▶ Task prompt: Below are the records. Gather each line that holds "error".

▶ Excerpted records:
++++++++++++++++++++

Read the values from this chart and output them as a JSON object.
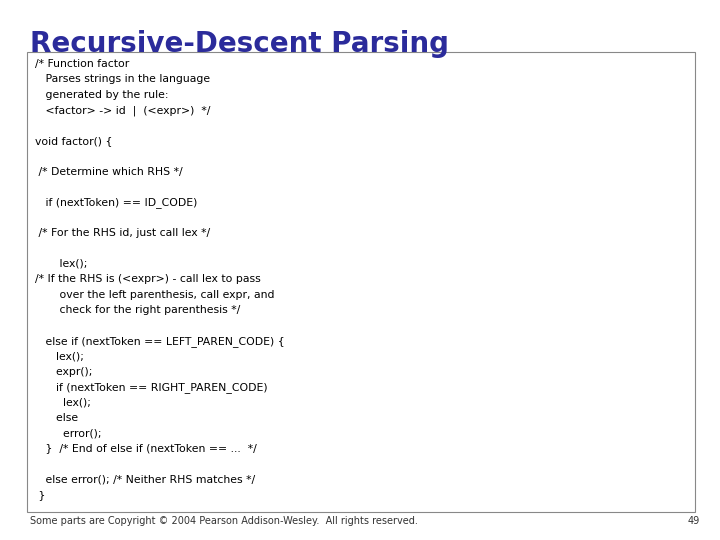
{
  "title": "Recursive-Descent Parsing",
  "title_color": "#2B2B9B",
  "title_fontsize": 20,
  "title_bold": true,
  "bg_color": "#FFFFFF",
  "box_bg": "#FFFFFF",
  "box_border": "#888888",
  "code_color": "#000000",
  "code_fontsize": 7.8,
  "footer_text": "Some parts are Copyright © 2004 Pearson Addison-Wesley.  All rights reserved.",
  "footer_page": "49",
  "code_lines": [
    "/* Function factor",
    "   Parses strings in the language",
    "   generated by the rule:",
    "   <factor> -> id  |  (<expr>)  */",
    "",
    "void factor() {",
    "",
    " /* Determine which RHS */",
    "",
    "   if (nextToken) == ID_CODE)",
    "",
    " /* For the RHS id, just call lex */",
    "",
    "       lex();",
    "/* If the RHS is (<expr>) - call lex to pass",
    "       over the left parenthesis, call expr, and",
    "       check for the right parenthesis */",
    "",
    "   else if (nextToken == LEFT_PAREN_CODE) {",
    "      lex();",
    "      expr();",
    "      if (nextToken == RIGHT_PAREN_CODE)",
    "        lex();",
    "      else",
    "        error();",
    "   }  /* End of else if (nextToken == ...  */",
    "",
    "   else error(); /* Neither RHS matches */",
    " }"
  ]
}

++++++++++++++++++++

▶ Full output:
    "        error();",
    "   else error(); /* Neither RHS matches */",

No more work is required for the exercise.